Go through the entries below and collect each line with the string "Guasto" in it.

## Supplied entries
————

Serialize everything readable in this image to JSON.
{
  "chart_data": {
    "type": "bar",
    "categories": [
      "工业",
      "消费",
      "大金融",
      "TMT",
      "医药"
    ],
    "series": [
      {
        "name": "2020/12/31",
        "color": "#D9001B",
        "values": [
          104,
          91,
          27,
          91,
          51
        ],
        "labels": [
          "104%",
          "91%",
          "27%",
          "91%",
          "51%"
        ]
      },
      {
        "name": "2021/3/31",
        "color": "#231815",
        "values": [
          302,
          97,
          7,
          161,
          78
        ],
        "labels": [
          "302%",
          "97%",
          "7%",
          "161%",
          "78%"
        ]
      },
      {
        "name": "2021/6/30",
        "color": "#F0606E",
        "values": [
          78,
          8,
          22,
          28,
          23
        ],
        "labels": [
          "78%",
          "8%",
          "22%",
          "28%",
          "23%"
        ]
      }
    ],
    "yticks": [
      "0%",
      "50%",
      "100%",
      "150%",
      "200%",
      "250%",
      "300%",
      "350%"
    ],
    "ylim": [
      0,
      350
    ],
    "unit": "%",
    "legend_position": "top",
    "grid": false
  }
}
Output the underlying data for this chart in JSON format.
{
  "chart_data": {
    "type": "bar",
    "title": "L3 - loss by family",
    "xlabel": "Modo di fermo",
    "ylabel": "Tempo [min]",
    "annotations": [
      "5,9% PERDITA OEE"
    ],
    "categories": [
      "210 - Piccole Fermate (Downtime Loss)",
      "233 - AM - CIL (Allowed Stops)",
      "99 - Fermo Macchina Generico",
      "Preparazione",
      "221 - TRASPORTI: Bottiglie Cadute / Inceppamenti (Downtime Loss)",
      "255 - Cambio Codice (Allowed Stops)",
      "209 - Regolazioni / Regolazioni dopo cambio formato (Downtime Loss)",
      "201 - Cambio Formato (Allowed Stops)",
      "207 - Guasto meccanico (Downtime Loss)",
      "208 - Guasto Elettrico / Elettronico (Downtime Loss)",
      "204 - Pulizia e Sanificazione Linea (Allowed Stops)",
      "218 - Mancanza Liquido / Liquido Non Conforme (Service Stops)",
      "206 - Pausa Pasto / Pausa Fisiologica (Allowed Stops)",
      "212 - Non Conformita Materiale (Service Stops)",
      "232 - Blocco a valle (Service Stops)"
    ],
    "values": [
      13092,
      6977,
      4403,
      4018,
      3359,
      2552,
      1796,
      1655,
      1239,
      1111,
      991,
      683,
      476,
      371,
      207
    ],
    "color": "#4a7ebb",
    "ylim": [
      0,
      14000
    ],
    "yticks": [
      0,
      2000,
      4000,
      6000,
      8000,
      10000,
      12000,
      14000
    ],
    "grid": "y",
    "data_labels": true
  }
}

————

## Full output
      "207 - Guasto meccanico (Downtime Loss)",
      "208 - Guasto Elettrico / Elettronico (Downtime Loss)",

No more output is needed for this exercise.